What the exercise asks ->
Print the data below verbatim, keeping every line the same.

Record excerpts ->

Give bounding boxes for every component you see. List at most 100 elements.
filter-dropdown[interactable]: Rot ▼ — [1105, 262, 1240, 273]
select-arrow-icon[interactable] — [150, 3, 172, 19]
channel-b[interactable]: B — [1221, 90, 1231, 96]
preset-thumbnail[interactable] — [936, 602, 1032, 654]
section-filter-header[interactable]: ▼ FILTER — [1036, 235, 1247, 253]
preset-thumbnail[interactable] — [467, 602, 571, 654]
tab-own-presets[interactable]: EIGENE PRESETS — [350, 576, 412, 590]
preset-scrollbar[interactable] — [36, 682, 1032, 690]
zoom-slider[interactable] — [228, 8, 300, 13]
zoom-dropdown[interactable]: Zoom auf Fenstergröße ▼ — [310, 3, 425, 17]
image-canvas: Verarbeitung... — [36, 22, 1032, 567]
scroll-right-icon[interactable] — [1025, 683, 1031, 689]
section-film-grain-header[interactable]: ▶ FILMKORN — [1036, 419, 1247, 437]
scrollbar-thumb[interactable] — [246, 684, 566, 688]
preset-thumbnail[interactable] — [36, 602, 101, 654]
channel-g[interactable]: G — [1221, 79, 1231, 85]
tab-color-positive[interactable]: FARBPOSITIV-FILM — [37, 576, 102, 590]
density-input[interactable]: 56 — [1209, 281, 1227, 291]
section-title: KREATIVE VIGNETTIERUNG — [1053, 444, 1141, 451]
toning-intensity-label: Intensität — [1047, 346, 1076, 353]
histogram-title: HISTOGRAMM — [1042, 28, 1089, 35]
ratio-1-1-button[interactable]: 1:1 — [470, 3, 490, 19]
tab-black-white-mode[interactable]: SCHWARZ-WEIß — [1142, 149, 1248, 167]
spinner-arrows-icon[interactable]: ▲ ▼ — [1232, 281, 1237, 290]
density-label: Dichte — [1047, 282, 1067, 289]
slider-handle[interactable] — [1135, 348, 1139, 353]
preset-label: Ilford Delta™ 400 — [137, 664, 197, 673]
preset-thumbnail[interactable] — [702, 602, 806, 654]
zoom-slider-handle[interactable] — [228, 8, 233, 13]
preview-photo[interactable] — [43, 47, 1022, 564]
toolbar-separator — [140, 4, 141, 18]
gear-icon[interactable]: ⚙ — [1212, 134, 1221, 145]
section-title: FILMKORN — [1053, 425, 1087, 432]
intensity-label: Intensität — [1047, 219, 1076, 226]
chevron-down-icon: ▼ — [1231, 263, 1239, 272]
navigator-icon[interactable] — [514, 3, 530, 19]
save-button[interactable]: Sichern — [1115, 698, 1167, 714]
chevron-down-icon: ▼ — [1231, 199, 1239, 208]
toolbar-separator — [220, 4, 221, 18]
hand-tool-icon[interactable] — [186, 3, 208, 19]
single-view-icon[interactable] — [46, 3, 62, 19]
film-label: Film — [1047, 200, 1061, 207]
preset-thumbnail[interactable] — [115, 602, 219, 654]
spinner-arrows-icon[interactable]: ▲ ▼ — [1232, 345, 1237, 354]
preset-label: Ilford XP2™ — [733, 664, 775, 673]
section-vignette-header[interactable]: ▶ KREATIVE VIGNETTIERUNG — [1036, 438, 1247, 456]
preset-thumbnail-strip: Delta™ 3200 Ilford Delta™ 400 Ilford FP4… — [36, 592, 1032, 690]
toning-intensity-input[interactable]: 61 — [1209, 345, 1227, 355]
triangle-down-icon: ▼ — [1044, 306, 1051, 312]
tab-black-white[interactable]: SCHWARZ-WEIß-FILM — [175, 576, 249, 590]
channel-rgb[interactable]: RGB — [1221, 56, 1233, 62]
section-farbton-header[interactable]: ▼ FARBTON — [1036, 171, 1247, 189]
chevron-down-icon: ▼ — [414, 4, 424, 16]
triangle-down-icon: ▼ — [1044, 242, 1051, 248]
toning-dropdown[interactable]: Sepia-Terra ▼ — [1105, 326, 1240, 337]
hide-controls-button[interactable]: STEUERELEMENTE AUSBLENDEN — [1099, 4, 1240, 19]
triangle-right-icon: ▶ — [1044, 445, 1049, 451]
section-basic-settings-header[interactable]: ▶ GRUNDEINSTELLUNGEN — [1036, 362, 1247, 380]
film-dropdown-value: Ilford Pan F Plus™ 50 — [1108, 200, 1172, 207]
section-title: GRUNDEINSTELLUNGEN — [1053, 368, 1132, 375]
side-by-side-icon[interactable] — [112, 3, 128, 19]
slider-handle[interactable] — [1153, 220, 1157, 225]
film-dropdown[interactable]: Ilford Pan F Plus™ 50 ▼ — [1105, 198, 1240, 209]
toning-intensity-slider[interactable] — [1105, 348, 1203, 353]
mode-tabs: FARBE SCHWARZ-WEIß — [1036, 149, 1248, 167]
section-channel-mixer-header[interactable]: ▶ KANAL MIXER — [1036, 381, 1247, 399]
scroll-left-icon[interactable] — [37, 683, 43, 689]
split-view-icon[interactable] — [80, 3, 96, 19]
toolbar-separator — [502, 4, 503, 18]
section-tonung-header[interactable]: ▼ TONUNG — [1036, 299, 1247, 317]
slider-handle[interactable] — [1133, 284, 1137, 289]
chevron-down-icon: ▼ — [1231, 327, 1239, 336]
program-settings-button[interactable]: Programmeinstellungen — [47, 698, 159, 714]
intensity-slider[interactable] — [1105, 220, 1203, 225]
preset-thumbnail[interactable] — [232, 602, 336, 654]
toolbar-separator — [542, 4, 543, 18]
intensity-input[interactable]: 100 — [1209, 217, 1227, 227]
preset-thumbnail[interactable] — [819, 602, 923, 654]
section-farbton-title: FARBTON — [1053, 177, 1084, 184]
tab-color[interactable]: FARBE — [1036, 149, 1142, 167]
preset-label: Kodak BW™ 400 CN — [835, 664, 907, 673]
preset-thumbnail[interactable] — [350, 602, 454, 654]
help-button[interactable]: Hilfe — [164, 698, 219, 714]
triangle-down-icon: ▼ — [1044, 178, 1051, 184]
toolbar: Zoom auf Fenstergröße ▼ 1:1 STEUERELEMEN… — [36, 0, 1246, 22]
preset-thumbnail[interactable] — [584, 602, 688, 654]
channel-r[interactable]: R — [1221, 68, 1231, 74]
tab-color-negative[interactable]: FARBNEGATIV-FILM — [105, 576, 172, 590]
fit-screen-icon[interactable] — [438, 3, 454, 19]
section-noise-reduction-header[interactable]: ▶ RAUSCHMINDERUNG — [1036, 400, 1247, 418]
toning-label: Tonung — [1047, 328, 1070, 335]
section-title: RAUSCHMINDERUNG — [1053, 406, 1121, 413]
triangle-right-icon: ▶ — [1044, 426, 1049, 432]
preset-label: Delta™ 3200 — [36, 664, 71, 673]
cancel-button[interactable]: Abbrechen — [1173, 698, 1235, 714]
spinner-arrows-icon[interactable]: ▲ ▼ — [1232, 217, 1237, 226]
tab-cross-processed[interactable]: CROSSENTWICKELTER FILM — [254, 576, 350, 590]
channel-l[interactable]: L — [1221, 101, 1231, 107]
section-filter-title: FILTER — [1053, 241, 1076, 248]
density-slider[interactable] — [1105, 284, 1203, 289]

Written response ->
Give bounding boxes for every component you see. List at most 100 elements.
filter-dropdown[interactable]: Rot ▼ — [1105, 262, 1240, 273]
select-arrow-icon[interactable] — [150, 3, 172, 19]
channel-b[interactable]: B — [1221, 90, 1231, 96]
preset-thumbnail[interactable] — [936, 602, 1032, 654]
section-filter-header[interactable]: ▼ FILTER — [1036, 235, 1247, 253]
preset-thumbnail[interactable] — [467, 602, 571, 654]
tab-own-presets[interactable]: EIGENE PRESETS — [350, 576, 412, 590]
preset-scrollbar[interactable] — [36, 682, 1032, 690]
zoom-slider[interactable] — [228, 8, 300, 13]
zoom-dropdown[interactable]: Zoom auf Fenstergröße ▼ — [310, 3, 425, 17]
image-canvas: Verarbeitung... — [36, 22, 1032, 567]
scroll-right-icon[interactable] — [1025, 683, 1031, 689]
section-film-grain-header[interactable]: ▶ FILMKORN — [1036, 419, 1247, 437]
scrollbar-thumb[interactable] — [246, 684, 566, 688]
preset-thumbnail[interactable] — [36, 602, 101, 654]
channel-g[interactable]: G — [1221, 79, 1231, 85]
tab-color-positive[interactable]: FARBPOSITIV-FILM — [37, 576, 102, 590]
density-input[interactable]: 56 — [1209, 281, 1227, 291]
section-title: KREATIVE VIGNETTIERUNG — [1053, 444, 1141, 451]
toning-intensity-label: Intensität — [1047, 346, 1076, 353]
histogram-title: HISTOGRAMM — [1042, 28, 1089, 35]
ratio-1-1-button[interactable]: 1:1 — [470, 3, 490, 19]
tab-black-white-mode[interactable]: SCHWARZ-WEIß — [1142, 149, 1248, 167]
spinner-arrows-icon[interactable]: ▲ ▼ — [1232, 281, 1237, 290]
density-label: Dichte — [1047, 282, 1067, 289]
slider-handle[interactable] — [1135, 348, 1139, 353]
preset-label: Ilford Delta™ 400 — [137, 664, 197, 673]
preset-thumbnail[interactable] — [702, 602, 806, 654]
zoom-slider-handle[interactable] — [228, 8, 233, 13]
preview-photo[interactable] — [43, 47, 1022, 564]
toolbar-separator — [140, 4, 141, 18]
gear-icon[interactable]: ⚙ — [1212, 134, 1221, 145]
section-title: FILMKORN — [1053, 425, 1087, 432]
intensity-label: Intensität — [1047, 219, 1076, 226]
chevron-down-icon: ▼ — [1231, 263, 1239, 272]
navigator-icon[interactable] — [514, 3, 530, 19]
save-button[interactable]: Sichern — [1115, 698, 1167, 714]
chevron-down-icon: ▼ — [1231, 199, 1239, 208]
toolbar-separator — [220, 4, 221, 18]
hand-tool-icon[interactable] — [186, 3, 208, 19]
single-view-icon[interactable] — [46, 3, 62, 19]
film-label: Film — [1047, 200, 1061, 207]
preset-thumbnail[interactable] — [115, 602, 219, 654]
spinner-arrows-icon[interactable]: ▲ ▼ — [1232, 345, 1237, 354]
preset-label: Ilford XP2™ — [733, 664, 775, 673]
section-vignette-header[interactable]: ▶ KREATIVE VIGNETTIERUNG — [1036, 438, 1247, 456]
preset-thumbnail-strip: Delta™ 3200 Ilford Delta™ 400 Ilford FP4… — [36, 592, 1032, 690]
toning-intensity-input[interactable]: 61 — [1209, 345, 1227, 355]
triangle-down-icon: ▼ — [1044, 306, 1051, 312]
tab-black-white[interactable]: SCHWARZ-WEIß-FILM — [175, 576, 249, 590]
channel-rgb[interactable]: RGB — [1221, 56, 1233, 62]
section-farbton-header[interactable]: ▼ FARBTON — [1036, 171, 1247, 189]
chevron-down-icon: ▼ — [414, 4, 424, 16]
triangle-down-icon: ▼ — [1044, 242, 1051, 248]
toning-dropdown[interactable]: Sepia-Terra ▼ — [1105, 326, 1240, 337]
hide-controls-button[interactable]: STEUERELEMENTE AUSBLENDEN — [1099, 4, 1240, 19]
triangle-right-icon: ▶ — [1044, 445, 1049, 451]
section-basic-settings-header[interactable]: ▶ GRUNDEINSTELLUNGEN — [1036, 362, 1247, 380]
film-dropdown-value: Ilford Pan F Plus™ 50 — [1108, 200, 1172, 207]
section-title: GRUNDEINSTELLUNGEN — [1053, 368, 1132, 375]
side-by-side-icon[interactable] — [112, 3, 128, 19]
slider-handle[interactable] — [1153, 220, 1157, 225]
film-dropdown[interactable]: Ilford Pan F Plus™ 50 ▼ — [1105, 198, 1240, 209]
toning-intensity-slider[interactable] — [1105, 348, 1203, 353]
mode-tabs: FARBE SCHWARZ-WEIß — [1036, 149, 1248, 167]
section-channel-mixer-header[interactable]: ▶ KANAL MIXER — [1036, 381, 1247, 399]
scroll-left-icon[interactable] — [37, 683, 43, 689]
split-view-icon[interactable] — [80, 3, 96, 19]
toolbar-separator — [502, 4, 503, 18]
section-tonung-header[interactable]: ▼ TONUNG — [1036, 299, 1247, 317]
slider-handle[interactable] — [1133, 284, 1137, 289]
chevron-down-icon: ▼ — [1231, 327, 1239, 336]
program-settings-button[interactable]: Programmeinstellungen — [47, 698, 159, 714]
intensity-slider[interactable] — [1105, 220, 1203, 225]
preset-thumbnail[interactable] — [232, 602, 336, 654]
toolbar-separator — [542, 4, 543, 18]
intensity-input[interactable]: 100 — [1209, 217, 1227, 227]
preset-thumbnail[interactable] — [819, 602, 923, 654]
section-farbton-title: FARBTON — [1053, 177, 1084, 184]
tab-color[interactable]: FARBE — [1036, 149, 1142, 167]
preset-label: Kodak BW™ 400 CN — [835, 664, 907, 673]
preset-thumbnail[interactable] — [350, 602, 454, 654]
help-button[interactable]: Hilfe — [164, 698, 219, 714]
triangle-down-icon: ▼ — [1044, 178, 1051, 184]
toolbar: Zoom auf Fenstergröße ▼ 1:1 STEUERELEMEN… — [36, 0, 1246, 22]
preset-thumbnail[interactable] — [584, 602, 688, 654]
channel-r[interactable]: R — [1221, 68, 1231, 74]
tab-color-negative[interactable]: FARBNEGATIV-FILM — [105, 576, 172, 590]
fit-screen-icon[interactable] — [438, 3, 454, 19]
section-noise-reduction-header[interactable]: ▶ RAUSCHMINDERUNG — [1036, 400, 1247, 418]
toning-label: Tonung — [1047, 328, 1070, 335]
section-title: RAUSCHMINDERUNG — [1053, 406, 1121, 413]
triangle-right-icon: ▶ — [1044, 426, 1049, 432]
preset-label: Delta™ 3200 — [36, 664, 71, 673]
cancel-button[interactable]: Abbrechen — [1173, 698, 1235, 714]
spinner-arrows-icon[interactable]: ▲ ▼ — [1232, 217, 1237, 226]
tab-cross-processed[interactable]: CROSSENTWICKELTER FILM — [254, 576, 350, 590]
channel-l[interactable]: L — [1221, 101, 1231, 107]
section-filter-title: FILTER — [1053, 241, 1076, 248]
density-slider[interactable] — [1105, 284, 1203, 289]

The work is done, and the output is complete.